> [GIVEN TASK]:
Find every line below that contains the word "الخارج" and copy it out.

= = = =

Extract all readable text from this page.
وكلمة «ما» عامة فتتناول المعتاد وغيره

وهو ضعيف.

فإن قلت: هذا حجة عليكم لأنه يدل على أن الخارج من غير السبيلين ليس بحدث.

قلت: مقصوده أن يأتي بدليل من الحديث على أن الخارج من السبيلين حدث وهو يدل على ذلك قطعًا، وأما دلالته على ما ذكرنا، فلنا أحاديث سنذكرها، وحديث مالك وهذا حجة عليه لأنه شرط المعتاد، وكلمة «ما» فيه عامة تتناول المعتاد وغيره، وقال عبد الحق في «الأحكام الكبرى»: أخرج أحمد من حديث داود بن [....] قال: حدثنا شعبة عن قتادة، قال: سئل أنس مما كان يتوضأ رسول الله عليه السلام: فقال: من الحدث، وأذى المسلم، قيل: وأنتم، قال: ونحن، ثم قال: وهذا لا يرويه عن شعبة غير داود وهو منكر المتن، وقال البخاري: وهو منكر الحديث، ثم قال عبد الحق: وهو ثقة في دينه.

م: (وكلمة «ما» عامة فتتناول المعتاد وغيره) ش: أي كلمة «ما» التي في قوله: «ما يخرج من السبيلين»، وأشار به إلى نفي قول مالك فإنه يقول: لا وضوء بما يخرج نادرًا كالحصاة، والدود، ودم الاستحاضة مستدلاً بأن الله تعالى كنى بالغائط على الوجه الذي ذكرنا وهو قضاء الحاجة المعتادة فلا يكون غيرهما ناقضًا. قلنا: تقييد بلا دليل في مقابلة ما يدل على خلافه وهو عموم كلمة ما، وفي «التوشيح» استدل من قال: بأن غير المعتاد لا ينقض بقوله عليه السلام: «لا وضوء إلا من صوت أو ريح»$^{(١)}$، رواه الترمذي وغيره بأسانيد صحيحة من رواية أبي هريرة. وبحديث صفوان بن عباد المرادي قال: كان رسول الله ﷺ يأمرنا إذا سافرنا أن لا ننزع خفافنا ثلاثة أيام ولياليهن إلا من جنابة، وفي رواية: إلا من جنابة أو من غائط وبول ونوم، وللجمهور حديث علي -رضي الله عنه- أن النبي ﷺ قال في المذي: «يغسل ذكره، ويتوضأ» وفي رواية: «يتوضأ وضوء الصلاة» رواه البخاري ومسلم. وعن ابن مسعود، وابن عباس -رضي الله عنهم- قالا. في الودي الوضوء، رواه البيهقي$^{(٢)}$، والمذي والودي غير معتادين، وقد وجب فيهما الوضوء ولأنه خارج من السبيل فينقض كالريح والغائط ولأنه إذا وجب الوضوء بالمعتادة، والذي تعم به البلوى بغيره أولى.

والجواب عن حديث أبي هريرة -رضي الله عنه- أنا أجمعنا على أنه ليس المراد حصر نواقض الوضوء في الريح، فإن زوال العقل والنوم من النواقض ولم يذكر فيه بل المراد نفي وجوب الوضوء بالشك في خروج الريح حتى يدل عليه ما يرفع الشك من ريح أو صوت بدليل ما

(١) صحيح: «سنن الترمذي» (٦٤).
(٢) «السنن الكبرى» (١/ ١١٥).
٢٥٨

= = = =

> [EXERCISE ANSWER]:
فإن قلت: هذا حجة عليكم لأنه يدل على أن الخارج من غير السبيلين ليس بحدث.
قلت: مقصوده أن يأتي بدليل من الحديث على أن الخارج من السبيلين حدث وهو يدل على ذلك قطعًا، وأما دلالته على ما ذكرنا، فلنا أحاديث سنذكرها، وحديث مالك وهذا حجة عليه لأنه شرط المعتاد، وكلمة «ما» فيه عامة تتناول المعتاد وغيره، وقال عبد الحق في «الأحكام الكبرى»: أخرج أحمد من حديث داود بن [....] قال: حدثنا شعبة عن قتادة، قال: سئل أنس مما كان يتوضأ رسول الله عليه السلام: فقال: من الحدث، وأذى المسلم، قيل: وأنتم، قال: ونحن، ثم قال: وهذا لا يرويه عن شعبة غير داود وهو منكر المتن، وقال البخاري: وهو منكر الحديث، ثم قال عبد الحق: وهو ثقة في دينه.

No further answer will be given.